REQUIREMENTS
Without the images, write out the whole listing exactly.

------------------------------------------------

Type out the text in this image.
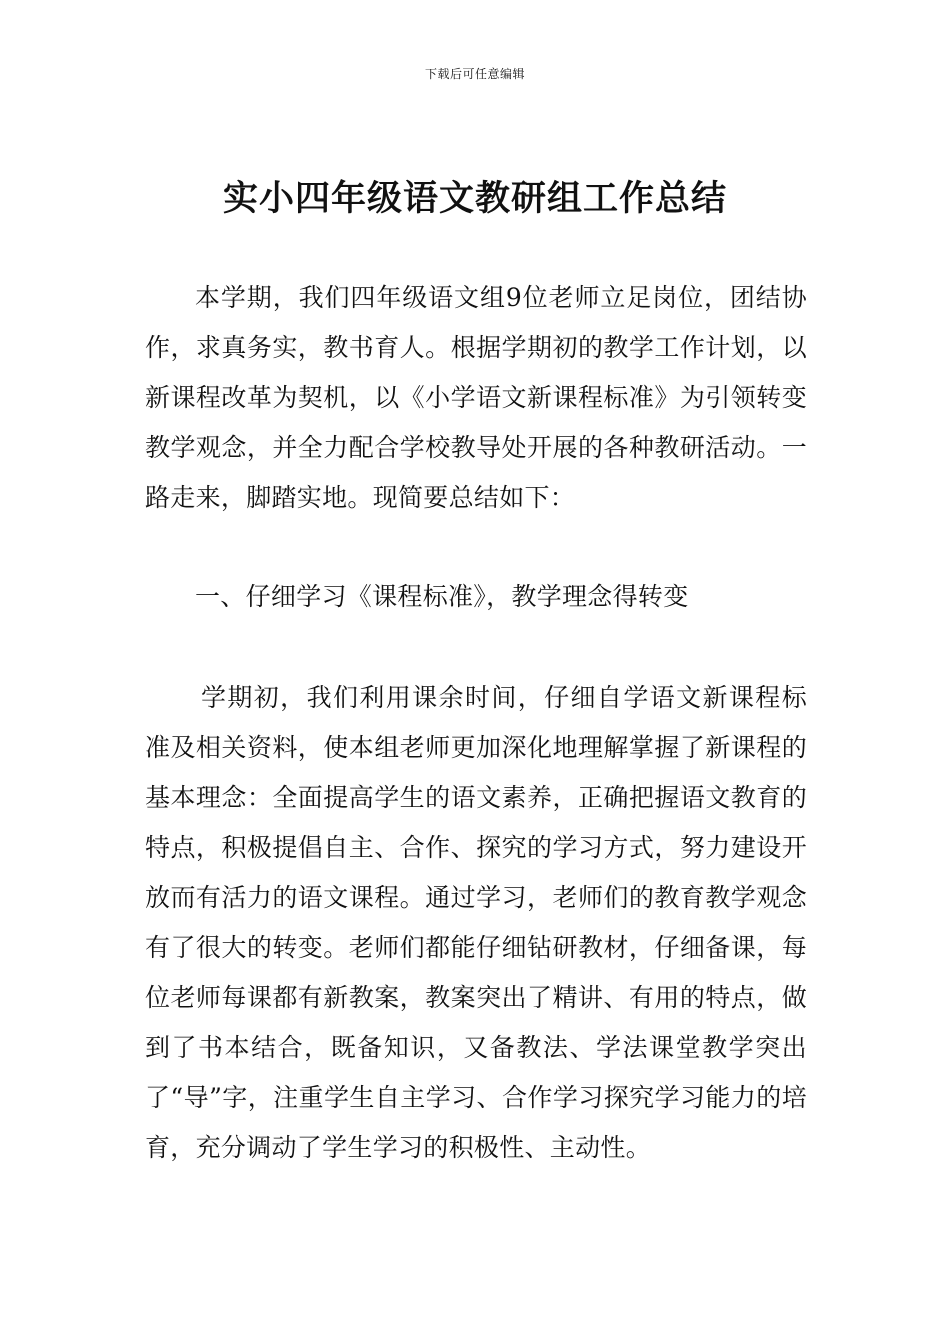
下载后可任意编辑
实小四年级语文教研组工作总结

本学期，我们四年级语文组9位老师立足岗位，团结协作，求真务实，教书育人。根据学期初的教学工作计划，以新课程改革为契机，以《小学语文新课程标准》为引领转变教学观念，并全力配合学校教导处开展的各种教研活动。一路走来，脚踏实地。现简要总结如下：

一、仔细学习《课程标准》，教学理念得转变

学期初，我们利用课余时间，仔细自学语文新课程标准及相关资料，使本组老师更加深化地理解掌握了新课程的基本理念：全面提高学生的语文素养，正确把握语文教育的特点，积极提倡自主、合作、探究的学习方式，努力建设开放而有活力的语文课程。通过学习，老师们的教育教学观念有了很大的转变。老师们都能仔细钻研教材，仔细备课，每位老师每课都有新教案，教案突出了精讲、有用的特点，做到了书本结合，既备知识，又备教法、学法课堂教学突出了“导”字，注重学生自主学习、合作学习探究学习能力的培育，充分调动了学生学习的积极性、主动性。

------------------------------------------------

OUTPUT
Type out the text in this image.
下载后可任意编辑
实小四年级语文教研组工作总结

本学期，我们四年级语文组9位老师立足岗位，团结协作，求真务实，教书育人。根据学期初的教学工作计划，以新课程改革为契机，以《小学语文新课程标准》为引领转变教学观念，并全力配合学校教导处开展的各种教研活动。一路走来，脚踏实地。现简要总结如下：

一、仔细学习《课程标准》，教学理念得转变

学期初，我们利用课余时间，仔细自学语文新课程标准及相关资料，使本组老师更加深化地理解掌握了新课程的基本理念：全面提高学生的语文素养，正确把握语文教育的特点，积极提倡自主、合作、探究的学习方式，努力建设开放而有活力的语文课程。通过学习，老师们的教育教学观念有了很大的转变。老师们都能仔细钻研教材，仔细备课，每位老师每课都有新教案，教案突出了精讲、有用的特点，做到了书本结合，既备知识，又备教法、学法课堂教学突出了“导”字，注重学生自主学习、合作学习探究学习能力的培育，充分调动了学生学习的积极性、主动性。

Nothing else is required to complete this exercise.